[Objective]
Reproduce the following material exactly, including every line.

=-=-=

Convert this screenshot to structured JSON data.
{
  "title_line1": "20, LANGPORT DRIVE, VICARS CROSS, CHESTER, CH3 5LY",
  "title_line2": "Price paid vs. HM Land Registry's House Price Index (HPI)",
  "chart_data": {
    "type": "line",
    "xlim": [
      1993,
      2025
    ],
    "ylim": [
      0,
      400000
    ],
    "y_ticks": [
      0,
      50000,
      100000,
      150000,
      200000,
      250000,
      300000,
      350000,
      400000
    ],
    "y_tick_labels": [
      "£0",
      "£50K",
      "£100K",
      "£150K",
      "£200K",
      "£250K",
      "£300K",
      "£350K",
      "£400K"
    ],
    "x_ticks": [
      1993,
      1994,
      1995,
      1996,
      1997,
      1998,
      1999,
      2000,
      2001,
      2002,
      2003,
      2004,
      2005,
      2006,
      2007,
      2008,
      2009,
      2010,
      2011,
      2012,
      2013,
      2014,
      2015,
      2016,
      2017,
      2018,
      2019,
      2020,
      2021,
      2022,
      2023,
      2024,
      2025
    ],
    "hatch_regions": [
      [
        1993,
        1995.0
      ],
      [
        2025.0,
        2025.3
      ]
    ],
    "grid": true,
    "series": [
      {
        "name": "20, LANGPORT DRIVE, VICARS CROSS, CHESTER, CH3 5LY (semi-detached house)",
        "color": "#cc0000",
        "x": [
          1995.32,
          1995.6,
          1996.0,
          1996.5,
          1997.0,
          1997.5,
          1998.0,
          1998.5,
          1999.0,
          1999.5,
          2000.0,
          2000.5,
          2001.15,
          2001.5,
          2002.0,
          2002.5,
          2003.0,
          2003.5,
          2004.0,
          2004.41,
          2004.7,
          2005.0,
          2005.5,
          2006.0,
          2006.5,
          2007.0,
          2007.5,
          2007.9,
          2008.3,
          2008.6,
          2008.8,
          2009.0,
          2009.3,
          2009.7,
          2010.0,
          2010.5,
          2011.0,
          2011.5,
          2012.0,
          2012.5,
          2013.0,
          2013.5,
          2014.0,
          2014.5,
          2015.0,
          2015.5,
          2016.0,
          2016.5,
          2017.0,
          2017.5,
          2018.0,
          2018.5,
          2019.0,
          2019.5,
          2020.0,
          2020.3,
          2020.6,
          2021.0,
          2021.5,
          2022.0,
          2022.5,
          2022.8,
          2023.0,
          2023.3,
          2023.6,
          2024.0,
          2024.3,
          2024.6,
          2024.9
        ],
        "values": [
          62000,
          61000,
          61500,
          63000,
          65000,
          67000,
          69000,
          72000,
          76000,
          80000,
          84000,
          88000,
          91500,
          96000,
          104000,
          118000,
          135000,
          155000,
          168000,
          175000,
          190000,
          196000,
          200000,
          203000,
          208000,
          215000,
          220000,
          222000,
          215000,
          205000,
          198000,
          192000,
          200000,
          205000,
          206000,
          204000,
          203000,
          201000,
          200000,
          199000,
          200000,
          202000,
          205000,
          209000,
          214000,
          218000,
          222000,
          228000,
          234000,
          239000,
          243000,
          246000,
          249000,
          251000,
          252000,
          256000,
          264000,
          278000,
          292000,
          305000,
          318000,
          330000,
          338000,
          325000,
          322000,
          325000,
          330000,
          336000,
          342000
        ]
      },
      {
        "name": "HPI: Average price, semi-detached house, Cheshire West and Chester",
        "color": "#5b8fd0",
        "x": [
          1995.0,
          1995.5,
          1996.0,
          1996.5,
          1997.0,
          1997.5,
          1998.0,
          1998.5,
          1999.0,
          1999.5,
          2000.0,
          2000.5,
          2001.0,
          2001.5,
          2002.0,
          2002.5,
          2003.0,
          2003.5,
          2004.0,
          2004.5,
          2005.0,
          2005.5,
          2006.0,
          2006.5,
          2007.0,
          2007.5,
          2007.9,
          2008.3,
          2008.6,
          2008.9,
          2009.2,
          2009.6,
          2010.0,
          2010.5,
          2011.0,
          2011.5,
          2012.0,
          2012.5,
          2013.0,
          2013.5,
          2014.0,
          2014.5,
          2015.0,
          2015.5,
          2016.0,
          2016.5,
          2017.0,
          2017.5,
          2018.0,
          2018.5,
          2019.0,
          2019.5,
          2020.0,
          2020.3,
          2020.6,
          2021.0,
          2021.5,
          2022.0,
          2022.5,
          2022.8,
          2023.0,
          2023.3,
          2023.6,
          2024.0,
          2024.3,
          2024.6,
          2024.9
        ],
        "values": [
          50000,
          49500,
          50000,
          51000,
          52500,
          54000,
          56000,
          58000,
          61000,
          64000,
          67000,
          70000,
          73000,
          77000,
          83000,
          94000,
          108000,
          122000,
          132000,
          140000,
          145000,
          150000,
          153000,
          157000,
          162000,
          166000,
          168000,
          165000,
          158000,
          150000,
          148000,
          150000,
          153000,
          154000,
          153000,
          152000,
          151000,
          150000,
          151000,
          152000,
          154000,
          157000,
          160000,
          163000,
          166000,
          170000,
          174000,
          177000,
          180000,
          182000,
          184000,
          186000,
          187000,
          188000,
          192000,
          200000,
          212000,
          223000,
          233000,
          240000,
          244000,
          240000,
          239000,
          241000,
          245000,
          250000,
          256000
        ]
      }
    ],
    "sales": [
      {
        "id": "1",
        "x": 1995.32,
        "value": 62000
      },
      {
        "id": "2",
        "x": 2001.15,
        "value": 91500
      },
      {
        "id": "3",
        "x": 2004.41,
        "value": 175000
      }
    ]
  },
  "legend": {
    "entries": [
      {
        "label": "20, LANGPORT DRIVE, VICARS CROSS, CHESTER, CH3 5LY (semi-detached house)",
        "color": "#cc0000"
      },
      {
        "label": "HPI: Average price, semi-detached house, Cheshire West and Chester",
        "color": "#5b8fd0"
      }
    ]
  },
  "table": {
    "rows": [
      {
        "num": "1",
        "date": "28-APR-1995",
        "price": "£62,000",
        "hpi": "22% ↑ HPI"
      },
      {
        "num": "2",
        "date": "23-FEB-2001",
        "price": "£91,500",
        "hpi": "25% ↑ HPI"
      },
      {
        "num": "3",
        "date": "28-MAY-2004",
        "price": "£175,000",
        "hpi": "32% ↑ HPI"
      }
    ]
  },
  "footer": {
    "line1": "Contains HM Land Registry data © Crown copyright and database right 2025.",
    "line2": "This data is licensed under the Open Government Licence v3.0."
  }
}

=-=-=

[Finished task]
Convert this screenshot to structured JSON data.
{
  "title_line1": "20, LANGPORT DRIVE, VICARS CROSS, CHESTER, CH3 5LY",
  "title_line2": "Price paid vs. HM Land Registry's House Price Index (HPI)",
  "chart_data": {
    "type": "line",
    "xlim": [
      1993,
      2025
    ],
    "ylim": [
      0,
      400000
    ],
    "y_ticks": [
      0,
      50000,
      100000,
      150000,
      200000,
      250000,
      300000,
      350000,
      400000
    ],
    "y_tick_labels": [
      "£0",
      "£50K",
      "£100K",
      "£150K",
      "£200K",
      "£250K",
      "£300K",
      "£350K",
      "£400K"
    ],
    "x_ticks": [
      1993,
      1994,
      1995,
      1996,
      1997,
      1998,
      1999,
      2000,
      2001,
      2002,
      2003,
      2004,
      2005,
      2006,
      2007,
      2008,
      2009,
      2010,
      2011,
      2012,
      2013,
      2014,
      2015,
      2016,
      2017,
      2018,
      2019,
      2020,
      2021,
      2022,
      2023,
      2024,
      2025
    ],
    "hatch_regions": [
      [
        1993,
        1995.0
      ],
      [
        2025.0,
        2025.3
      ]
    ],
    "grid": true,
    "series": [
      {
        "name": "20, LANGPORT DRIVE, VICARS CROSS, CHESTER, CH3 5LY (semi-detached house)",
        "color": "#cc0000",
        "x": [
          1995.32,
          1995.6,
          1996.0,
          1996.5,
          1997.0,
          1997.5,
          1998.0,
          1998.5,
          1999.0,
          1999.5,
          2000.0,
          2000.5,
          2001.15,
          2001.5,
          2002.0,
          2002.5,
          2003.0,
          2003.5,
          2004.0,
          2004.41,
          2004.7,
          2005.0,
          2005.5,
          2006.0,
          2006.5,
          2007.0,
          2007.5,
          2007.9,
          2008.3,
          2008.6,
          2008.8,
          2009.0,
          2009.3,
          2009.7,
          2010.0,
          2010.5,
          2011.0,
          2011.5,
          2012.0,
          2012.5,
          2013.0,
          2013.5,
          2014.0,
          2014.5,
          2015.0,
          2015.5,
          2016.0,
          2016.5,
          2017.0,
          2017.5,
          2018.0,
          2018.5,
          2019.0,
          2019.5,
          2020.0,
          2020.3,
          2020.6,
          2021.0,
          2021.5,
          2022.0,
          2022.5,
          2022.8,
          2023.0,
          2023.3,
          2023.6,
          2024.0,
          2024.3,
          2024.6,
          2024.9
        ],
        "values": [
          62000,
          61000,
          61500,
          63000,
          65000,
          67000,
          69000,
          72000,
          76000,
          80000,
          84000,
          88000,
          91500,
          96000,
          104000,
          118000,
          135000,
          155000,
          168000,
          175000,
          190000,
          196000,
          200000,
          203000,
          208000,
          215000,
          220000,
          222000,
          215000,
          205000,
          198000,
          192000,
          200000,
          205000,
          206000,
          204000,
          203000,
          201000,
          200000,
          199000,
          200000,
          202000,
          205000,
          209000,
          214000,
          218000,
          222000,
          228000,
          234000,
          239000,
          243000,
          246000,
          249000,
          251000,
          252000,
          256000,
          264000,
          278000,
          292000,
          305000,
          318000,
          330000,
          338000,
          325000,
          322000,
          325000,
          330000,
          336000,
          342000
        ]
      },
      {
        "name": "HPI: Average price, semi-detached house, Cheshire West and Chester",
        "color": "#5b8fd0",
        "x": [
          1995.0,
          1995.5,
          1996.0,
          1996.5,
          1997.0,
          1997.5,
          1998.0,
          1998.5,
          1999.0,
          1999.5,
          2000.0,
          2000.5,
          2001.0,
          2001.5,
          2002.0,
          2002.5,
          2003.0,
          2003.5,
          2004.0,
          2004.5,
          2005.0,
          2005.5,
          2006.0,
          2006.5,
          2007.0,
          2007.5,
          2007.9,
          2008.3,
          2008.6,
          2008.9,
          2009.2,
          2009.6,
          2010.0,
          2010.5,
          2011.0,
          2011.5,
          2012.0,
          2012.5,
          2013.0,
          2013.5,
          2014.0,
          2014.5,
          2015.0,
          2015.5,
          2016.0,
          2016.5,
          2017.0,
          2017.5,
          2018.0,
          2018.5,
          2019.0,
          2019.5,
          2020.0,
          2020.3,
          2020.6,
          2021.0,
          2021.5,
          2022.0,
          2022.5,
          2022.8,
          2023.0,
          2023.3,
          2023.6,
          2024.0,
          2024.3,
          2024.6,
          2024.9
        ],
        "values": [
          50000,
          49500,
          50000,
          51000,
          52500,
          54000,
          56000,
          58000,
          61000,
          64000,
          67000,
          70000,
          73000,
          77000,
          83000,
          94000,
          108000,
          122000,
          132000,
          140000,
          145000,
          150000,
          153000,
          157000,
          162000,
          166000,
          168000,
          165000,
          158000,
          150000,
          148000,
          150000,
          153000,
          154000,
          153000,
          152000,
          151000,
          150000,
          151000,
          152000,
          154000,
          157000,
          160000,
          163000,
          166000,
          170000,
          174000,
          177000,
          180000,
          182000,
          184000,
          186000,
          187000,
          188000,
          192000,
          200000,
          212000,
          223000,
          233000,
          240000,
          244000,
          240000,
          239000,
          241000,
          245000,
          250000,
          256000
        ]
      }
    ],
    "sales": [
      {
        "id": "1",
        "x": 1995.32,
        "value": 62000
      },
      {
        "id": "2",
        "x": 2001.15,
        "value": 91500
      },
      {
        "id": "3",
        "x": 2004.41,
        "value": 175000
      }
    ]
  },
  "legend": {
    "entries": [
      {
        "label": "20, LANGPORT DRIVE, VICARS CROSS, CHESTER, CH3 5LY (semi-detached house)",
        "color": "#cc0000"
      },
      {
        "label": "HPI: Average price, semi-detached house, Cheshire West and Chester",
        "color": "#5b8fd0"
      }
    ]
  },
  "table": {
    "rows": [
      {
        "num": "1",
        "date": "28-APR-1995",
        "price": "£62,000",
        "hpi": "22% ↑ HPI"
      },
      {
        "num": "2",
        "date": "23-FEB-2001",
        "price": "£91,500",
        "hpi": "25% ↑ HPI"
      },
      {
        "num": "3",
        "date": "28-MAY-2004",
        "price": "£175,000",
        "hpi": "32% ↑ HPI"
      }
    ]
  },
  "footer": {
    "line1": "Contains HM Land Registry data © Crown copyright and database right 2025.",
    "line2": "This data is licensed under the Open Government Licence v3.0."
  }
}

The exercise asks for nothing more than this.